-- LISTED RECORDS start --

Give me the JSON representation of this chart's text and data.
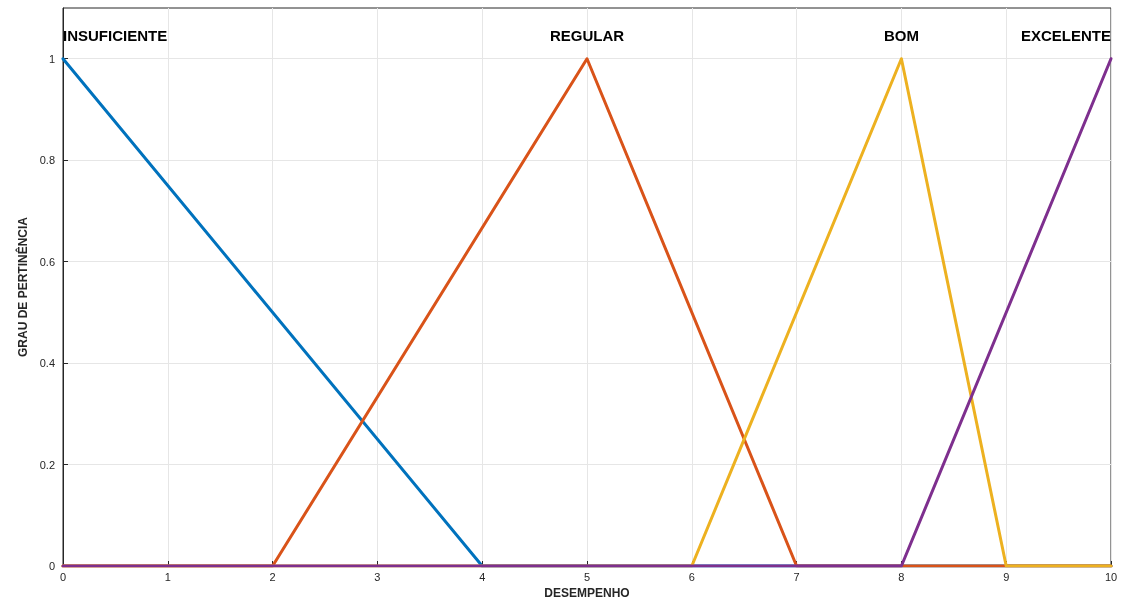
{
  "chart_data": {
    "type": "line",
    "xlabel": "DESEMPENHO",
    "ylabel": "GRAU DE PERTINÊNCIA",
    "series": [
      {
        "name": "INSUFICIENTE",
        "color": "#0072bd",
        "x": [
          0,
          4,
          10
        ],
        "values": [
          1,
          0,
          0
        ]
      },
      {
        "name": "REGULAR",
        "color": "#d95319",
        "x": [
          0,
          2,
          5,
          7,
          10
        ],
        "values": [
          0,
          0,
          1,
          0,
          0
        ]
      },
      {
        "name": "BOM",
        "color": "#edb120",
        "x": [
          0,
          6,
          8,
          9,
          10
        ],
        "values": [
          0,
          0,
          1,
          0,
          0
        ]
      },
      {
        "name": "EXCELENTE",
        "color": "#7e2f8e",
        "x": [
          0,
          8,
          10
        ],
        "values": [
          0,
          0,
          1
        ]
      }
    ],
    "xlim": [
      0,
      10
    ],
    "xticks": [
      0,
      1,
      2,
      3,
      4,
      5,
      6,
      7,
      8,
      9,
      10
    ],
    "ylim": [
      0,
      1.1
    ],
    "yticks": [
      0,
      0.2,
      0.4,
      0.6,
      0.8,
      1
    ],
    "grid": true,
    "marker": "none",
    "line_style": "solid"
  }
}
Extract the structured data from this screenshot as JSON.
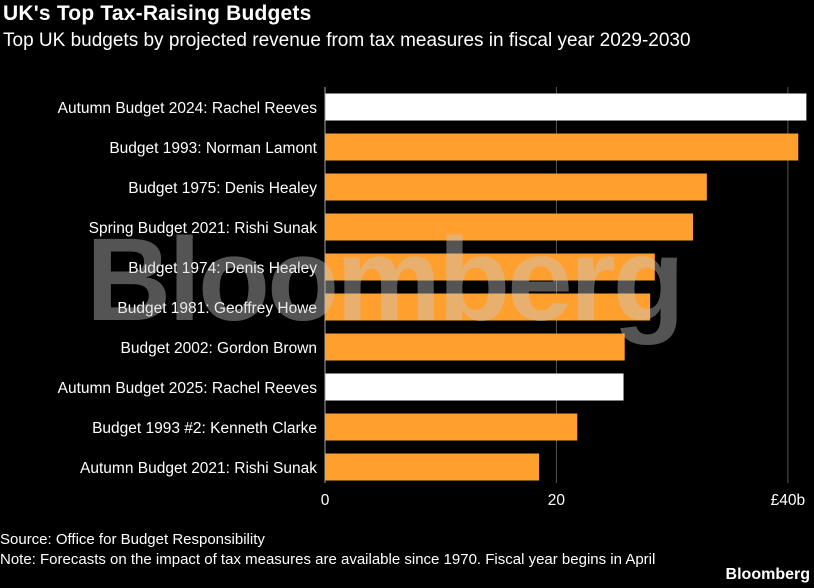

-- LISTED RECORDS end --

→ WRITTEN INSTRUCTION:
Copy out all the entries exactly. Images stay out of the copy.

→ EXERCISE OUTPUT:
Give me the JSON representation of this chart's text and data.
{
  "chart_data": {
    "type": "line",
    "xlabel": "DESEMPENHO",
    "ylabel": "GRAU DE PERTINÊNCIA",
    "series": [
      {
        "name": "INSUFICIENTE",
        "color": "#0072bd",
        "x": [
          0,
          4,
          10
        ],
        "values": [
          1,
          0,
          0
        ]
      },
      {
        "name": "REGULAR",
        "color": "#d95319",
        "x": [
          0,
          2,
          5,
          7,
          10
        ],
        "values": [
          0,
          0,
          1,
          0,
          0
        ]
      },
      {
        "name": "BOM",
        "color": "#edb120",
        "x": [
          0,
          6,
          8,
          9,
          10
        ],
        "values": [
          0,
          0,
          1,
          0,
          0
        ]
      },
      {
        "name": "EXCELENTE",
        "color": "#7e2f8e",
        "x": [
          0,
          8,
          10
        ],
        "values": [
          0,
          0,
          1
        ]
      }
    ],
    "xlim": [
      0,
      10
    ],
    "xticks": [
      0,
      1,
      2,
      3,
      4,
      5,
      6,
      7,
      8,
      9,
      10
    ],
    "ylim": [
      0,
      1.1
    ],
    "yticks": [
      0,
      0.2,
      0.4,
      0.6,
      0.8,
      1
    ],
    "grid": true,
    "marker": "none",
    "line_style": "solid"
  }
}
Extract the structured data from this screenshot as JSON.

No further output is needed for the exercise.